• _Input for this task_:
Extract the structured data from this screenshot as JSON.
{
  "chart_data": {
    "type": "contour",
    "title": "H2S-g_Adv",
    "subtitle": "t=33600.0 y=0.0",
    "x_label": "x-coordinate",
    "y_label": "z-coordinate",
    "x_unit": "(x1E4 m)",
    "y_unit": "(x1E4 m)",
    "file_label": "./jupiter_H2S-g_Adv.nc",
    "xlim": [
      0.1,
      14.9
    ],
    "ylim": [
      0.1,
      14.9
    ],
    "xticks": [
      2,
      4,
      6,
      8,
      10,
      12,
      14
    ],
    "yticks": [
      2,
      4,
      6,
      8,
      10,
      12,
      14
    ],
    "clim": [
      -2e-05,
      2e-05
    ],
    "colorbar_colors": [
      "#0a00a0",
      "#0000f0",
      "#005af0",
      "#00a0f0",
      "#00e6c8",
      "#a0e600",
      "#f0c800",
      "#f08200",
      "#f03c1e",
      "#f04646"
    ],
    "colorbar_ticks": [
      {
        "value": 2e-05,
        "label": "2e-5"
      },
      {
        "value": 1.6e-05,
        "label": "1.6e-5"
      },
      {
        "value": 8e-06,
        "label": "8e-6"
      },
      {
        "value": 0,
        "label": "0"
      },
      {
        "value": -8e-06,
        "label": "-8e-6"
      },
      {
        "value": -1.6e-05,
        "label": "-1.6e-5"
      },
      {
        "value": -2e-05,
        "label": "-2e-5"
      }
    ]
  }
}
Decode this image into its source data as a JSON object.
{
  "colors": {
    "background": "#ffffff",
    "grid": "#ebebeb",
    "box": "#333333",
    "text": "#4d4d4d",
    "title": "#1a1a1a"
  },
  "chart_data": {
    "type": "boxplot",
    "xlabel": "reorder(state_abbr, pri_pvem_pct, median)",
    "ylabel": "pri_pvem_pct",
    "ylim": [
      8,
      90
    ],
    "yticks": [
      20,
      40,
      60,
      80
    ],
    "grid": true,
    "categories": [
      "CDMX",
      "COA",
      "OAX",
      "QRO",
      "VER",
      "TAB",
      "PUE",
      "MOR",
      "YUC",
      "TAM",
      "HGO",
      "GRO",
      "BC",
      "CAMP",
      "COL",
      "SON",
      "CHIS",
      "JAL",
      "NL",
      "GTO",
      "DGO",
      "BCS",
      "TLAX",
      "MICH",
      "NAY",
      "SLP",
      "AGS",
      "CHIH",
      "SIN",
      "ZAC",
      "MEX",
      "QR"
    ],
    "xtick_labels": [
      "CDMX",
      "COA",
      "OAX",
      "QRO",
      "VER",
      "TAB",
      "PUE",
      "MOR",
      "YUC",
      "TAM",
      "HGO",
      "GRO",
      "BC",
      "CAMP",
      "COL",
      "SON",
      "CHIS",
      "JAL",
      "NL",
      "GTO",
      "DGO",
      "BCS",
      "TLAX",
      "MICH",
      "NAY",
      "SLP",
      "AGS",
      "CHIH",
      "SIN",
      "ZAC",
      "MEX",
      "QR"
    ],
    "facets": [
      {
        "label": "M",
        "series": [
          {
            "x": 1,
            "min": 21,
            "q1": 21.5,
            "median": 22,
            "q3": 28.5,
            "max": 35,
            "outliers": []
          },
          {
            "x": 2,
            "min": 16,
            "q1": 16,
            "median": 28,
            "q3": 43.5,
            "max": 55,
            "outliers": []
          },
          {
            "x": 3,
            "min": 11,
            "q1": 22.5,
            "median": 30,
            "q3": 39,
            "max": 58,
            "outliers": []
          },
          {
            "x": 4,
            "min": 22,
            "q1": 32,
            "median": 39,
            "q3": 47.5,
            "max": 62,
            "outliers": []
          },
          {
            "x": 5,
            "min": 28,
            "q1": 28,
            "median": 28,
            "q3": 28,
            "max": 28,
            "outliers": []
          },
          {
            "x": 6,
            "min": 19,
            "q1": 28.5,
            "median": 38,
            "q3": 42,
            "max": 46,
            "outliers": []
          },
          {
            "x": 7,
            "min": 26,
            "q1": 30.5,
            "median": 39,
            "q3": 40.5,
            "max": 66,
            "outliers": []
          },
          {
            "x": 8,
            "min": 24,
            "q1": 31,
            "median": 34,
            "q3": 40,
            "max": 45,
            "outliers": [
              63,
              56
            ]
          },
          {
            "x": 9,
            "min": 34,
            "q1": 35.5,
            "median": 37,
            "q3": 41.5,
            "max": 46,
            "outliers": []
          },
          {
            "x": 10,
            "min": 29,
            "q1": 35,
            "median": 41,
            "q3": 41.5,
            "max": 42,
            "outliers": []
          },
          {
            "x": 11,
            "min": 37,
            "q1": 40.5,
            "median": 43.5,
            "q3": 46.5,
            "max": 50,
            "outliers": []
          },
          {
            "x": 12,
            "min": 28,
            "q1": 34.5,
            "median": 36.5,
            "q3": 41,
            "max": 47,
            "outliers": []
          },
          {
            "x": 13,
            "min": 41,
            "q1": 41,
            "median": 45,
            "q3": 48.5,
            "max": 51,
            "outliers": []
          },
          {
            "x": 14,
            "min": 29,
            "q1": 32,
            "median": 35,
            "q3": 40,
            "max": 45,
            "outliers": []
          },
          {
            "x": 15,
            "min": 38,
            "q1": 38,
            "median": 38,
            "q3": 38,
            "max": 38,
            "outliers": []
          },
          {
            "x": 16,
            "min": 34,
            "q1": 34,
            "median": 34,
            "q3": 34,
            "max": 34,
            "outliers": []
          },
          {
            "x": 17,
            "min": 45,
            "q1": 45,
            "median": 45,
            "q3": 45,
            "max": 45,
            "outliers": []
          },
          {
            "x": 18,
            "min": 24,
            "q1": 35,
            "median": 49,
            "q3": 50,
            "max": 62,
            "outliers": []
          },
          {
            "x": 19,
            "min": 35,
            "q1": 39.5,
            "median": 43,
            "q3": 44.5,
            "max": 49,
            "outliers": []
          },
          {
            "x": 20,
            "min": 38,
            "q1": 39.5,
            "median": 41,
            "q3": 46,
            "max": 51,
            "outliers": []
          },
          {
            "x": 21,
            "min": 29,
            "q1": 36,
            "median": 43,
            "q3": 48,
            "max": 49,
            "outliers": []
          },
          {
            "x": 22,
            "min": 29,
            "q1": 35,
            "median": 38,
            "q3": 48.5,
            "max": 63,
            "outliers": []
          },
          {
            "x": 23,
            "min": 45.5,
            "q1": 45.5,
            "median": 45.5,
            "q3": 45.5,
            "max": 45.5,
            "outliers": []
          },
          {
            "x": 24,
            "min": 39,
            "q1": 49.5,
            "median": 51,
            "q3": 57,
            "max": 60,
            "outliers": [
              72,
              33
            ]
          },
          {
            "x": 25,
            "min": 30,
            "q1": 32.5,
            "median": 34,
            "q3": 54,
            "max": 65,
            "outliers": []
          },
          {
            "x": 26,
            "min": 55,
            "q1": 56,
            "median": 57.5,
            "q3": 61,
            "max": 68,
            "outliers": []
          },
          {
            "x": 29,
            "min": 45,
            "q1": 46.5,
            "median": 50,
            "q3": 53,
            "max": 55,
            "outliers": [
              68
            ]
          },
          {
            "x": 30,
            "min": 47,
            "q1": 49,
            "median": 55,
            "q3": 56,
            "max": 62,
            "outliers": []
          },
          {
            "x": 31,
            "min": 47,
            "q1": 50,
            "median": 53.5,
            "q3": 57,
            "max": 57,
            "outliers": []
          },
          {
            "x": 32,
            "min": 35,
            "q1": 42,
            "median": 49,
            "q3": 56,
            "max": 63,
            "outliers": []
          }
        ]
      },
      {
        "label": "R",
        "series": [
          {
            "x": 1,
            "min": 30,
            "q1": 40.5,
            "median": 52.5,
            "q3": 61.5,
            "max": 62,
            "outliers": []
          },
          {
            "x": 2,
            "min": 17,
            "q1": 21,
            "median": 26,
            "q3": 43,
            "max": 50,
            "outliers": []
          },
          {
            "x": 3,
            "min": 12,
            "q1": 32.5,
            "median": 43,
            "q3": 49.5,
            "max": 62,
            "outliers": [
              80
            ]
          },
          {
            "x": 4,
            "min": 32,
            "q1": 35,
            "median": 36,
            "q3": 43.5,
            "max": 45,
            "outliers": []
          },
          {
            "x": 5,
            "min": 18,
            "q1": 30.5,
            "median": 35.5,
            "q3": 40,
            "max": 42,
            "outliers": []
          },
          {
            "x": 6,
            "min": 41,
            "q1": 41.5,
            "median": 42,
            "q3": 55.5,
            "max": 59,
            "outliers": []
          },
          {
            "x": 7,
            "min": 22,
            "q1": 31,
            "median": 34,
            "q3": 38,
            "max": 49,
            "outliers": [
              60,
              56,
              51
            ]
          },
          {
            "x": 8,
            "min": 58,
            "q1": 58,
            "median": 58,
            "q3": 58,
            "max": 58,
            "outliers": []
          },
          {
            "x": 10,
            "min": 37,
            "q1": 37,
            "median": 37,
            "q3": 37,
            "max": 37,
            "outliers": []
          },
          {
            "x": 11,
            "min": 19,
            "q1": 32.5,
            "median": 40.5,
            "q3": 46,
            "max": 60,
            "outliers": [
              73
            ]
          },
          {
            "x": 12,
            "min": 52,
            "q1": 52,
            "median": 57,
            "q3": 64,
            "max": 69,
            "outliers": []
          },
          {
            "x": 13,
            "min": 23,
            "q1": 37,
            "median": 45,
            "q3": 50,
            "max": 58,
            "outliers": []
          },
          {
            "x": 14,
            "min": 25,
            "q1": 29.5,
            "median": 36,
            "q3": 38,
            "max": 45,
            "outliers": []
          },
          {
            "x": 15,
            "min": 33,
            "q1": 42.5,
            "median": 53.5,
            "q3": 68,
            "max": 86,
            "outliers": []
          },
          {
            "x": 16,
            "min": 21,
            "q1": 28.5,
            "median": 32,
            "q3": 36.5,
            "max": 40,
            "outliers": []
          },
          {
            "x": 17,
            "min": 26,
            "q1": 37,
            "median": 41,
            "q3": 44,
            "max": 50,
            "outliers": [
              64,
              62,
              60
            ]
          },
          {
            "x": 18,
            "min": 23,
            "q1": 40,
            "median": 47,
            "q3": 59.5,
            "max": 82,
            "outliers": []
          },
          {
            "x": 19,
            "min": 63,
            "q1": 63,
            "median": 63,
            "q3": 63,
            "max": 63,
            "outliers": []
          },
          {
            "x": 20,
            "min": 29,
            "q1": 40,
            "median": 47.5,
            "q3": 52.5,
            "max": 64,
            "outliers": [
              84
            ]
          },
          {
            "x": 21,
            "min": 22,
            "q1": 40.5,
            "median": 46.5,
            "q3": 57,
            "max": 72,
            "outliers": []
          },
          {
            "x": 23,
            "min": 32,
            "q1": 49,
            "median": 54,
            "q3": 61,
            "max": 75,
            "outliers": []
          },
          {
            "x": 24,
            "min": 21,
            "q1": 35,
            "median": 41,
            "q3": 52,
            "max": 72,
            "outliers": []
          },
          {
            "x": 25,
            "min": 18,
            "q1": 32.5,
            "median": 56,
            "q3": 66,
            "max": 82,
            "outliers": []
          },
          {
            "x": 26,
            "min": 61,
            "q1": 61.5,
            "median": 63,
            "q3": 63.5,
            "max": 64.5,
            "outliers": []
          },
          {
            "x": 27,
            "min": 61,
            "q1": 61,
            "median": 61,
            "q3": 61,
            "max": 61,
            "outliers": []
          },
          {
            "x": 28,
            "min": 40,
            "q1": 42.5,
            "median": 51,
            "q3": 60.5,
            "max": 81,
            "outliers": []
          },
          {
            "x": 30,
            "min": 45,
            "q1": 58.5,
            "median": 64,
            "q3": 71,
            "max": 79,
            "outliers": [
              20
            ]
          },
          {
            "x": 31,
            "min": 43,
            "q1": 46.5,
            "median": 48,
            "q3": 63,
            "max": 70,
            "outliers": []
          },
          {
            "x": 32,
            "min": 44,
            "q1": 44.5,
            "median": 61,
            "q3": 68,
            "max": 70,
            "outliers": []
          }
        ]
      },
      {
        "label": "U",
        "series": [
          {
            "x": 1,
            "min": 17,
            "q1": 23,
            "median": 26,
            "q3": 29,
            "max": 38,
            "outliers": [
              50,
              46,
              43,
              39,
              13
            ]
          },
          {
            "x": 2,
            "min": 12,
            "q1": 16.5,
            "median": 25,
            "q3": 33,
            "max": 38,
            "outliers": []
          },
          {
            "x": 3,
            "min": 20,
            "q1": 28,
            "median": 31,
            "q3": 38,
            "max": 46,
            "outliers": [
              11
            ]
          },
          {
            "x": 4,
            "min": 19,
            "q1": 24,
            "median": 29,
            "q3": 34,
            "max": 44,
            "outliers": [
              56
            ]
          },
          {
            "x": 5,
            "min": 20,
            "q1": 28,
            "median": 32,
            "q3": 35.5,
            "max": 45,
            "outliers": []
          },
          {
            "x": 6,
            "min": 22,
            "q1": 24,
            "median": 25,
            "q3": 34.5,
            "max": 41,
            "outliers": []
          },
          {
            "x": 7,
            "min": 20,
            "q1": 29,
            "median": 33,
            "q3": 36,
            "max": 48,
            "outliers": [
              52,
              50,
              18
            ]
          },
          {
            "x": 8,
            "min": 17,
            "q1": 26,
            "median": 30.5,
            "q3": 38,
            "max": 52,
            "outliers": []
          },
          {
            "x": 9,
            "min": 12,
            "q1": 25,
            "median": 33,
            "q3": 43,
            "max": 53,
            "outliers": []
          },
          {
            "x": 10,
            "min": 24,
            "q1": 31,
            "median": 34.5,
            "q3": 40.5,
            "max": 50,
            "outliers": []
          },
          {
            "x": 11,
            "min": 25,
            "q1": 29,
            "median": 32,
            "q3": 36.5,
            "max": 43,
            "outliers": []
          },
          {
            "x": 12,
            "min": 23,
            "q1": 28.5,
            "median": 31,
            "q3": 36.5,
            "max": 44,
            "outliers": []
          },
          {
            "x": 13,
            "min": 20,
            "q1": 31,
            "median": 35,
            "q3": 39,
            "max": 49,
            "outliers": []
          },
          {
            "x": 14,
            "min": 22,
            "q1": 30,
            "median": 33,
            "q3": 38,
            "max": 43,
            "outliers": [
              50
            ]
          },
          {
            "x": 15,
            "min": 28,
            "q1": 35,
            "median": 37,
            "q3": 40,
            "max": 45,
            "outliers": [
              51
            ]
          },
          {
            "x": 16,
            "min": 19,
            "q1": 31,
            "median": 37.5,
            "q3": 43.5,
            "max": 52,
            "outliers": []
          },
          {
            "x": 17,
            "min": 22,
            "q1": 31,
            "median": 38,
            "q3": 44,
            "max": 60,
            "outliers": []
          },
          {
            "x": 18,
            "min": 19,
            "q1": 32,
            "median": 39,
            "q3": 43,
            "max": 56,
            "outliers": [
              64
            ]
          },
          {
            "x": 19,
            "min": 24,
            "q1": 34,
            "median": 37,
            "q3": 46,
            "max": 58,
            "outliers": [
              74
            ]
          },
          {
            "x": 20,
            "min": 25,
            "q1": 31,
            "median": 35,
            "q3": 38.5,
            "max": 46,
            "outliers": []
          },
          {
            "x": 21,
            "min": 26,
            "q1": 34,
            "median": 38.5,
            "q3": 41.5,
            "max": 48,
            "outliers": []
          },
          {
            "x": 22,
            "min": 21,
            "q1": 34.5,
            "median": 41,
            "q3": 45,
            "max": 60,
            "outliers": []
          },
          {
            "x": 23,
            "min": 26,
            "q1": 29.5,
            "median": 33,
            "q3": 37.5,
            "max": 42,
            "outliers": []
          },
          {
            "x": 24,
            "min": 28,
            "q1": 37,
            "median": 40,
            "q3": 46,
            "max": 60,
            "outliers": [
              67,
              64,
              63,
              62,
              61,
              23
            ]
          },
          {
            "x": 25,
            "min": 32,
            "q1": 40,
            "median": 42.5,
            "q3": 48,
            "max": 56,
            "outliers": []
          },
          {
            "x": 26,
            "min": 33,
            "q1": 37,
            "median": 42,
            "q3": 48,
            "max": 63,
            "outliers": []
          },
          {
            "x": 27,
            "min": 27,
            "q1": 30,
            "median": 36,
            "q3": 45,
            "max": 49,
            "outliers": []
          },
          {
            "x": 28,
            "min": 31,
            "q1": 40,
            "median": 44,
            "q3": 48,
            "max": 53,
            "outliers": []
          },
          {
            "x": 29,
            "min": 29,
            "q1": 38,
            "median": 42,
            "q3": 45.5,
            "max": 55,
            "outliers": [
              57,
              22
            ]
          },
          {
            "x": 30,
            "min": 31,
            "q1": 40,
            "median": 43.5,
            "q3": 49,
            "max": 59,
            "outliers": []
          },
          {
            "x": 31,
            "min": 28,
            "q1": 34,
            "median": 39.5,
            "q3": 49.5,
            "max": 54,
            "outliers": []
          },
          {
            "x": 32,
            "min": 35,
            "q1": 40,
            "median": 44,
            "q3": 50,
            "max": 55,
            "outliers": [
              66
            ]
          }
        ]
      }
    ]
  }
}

• _Directions for this task_: Report the number of lines in the listing that include the string "JSON"; give nothing but the number.

• _Exercise response_: 2